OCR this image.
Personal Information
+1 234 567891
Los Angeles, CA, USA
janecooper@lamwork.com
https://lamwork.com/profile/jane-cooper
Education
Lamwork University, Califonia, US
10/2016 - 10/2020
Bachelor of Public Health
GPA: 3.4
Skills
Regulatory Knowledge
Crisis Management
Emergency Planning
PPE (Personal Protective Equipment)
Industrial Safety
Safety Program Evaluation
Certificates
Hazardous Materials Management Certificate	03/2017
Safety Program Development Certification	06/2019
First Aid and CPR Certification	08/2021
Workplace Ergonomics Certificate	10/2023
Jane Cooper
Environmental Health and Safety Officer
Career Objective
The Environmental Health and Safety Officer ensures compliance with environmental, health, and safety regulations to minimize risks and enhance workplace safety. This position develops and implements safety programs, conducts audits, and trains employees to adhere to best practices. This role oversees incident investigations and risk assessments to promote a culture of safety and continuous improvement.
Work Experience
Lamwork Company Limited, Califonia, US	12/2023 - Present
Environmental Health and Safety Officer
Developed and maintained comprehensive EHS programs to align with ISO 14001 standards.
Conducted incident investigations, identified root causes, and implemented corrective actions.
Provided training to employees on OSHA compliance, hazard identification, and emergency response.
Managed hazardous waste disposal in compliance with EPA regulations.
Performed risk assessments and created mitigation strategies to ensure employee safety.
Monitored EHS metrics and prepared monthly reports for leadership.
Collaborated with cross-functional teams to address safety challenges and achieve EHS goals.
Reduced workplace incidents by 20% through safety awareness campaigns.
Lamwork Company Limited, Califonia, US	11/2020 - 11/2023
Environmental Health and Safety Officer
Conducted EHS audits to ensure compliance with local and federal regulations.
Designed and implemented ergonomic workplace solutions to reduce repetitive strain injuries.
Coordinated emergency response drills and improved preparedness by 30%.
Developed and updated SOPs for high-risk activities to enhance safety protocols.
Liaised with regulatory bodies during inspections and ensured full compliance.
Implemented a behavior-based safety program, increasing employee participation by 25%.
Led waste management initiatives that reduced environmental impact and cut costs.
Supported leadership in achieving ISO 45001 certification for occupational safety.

* _WHAT IS REQUIRED_
Identify all lines in the records above with the word "Personal".

* _SOLUTION BELOW_
Personal Information
PPE (Personal Protective Equipment)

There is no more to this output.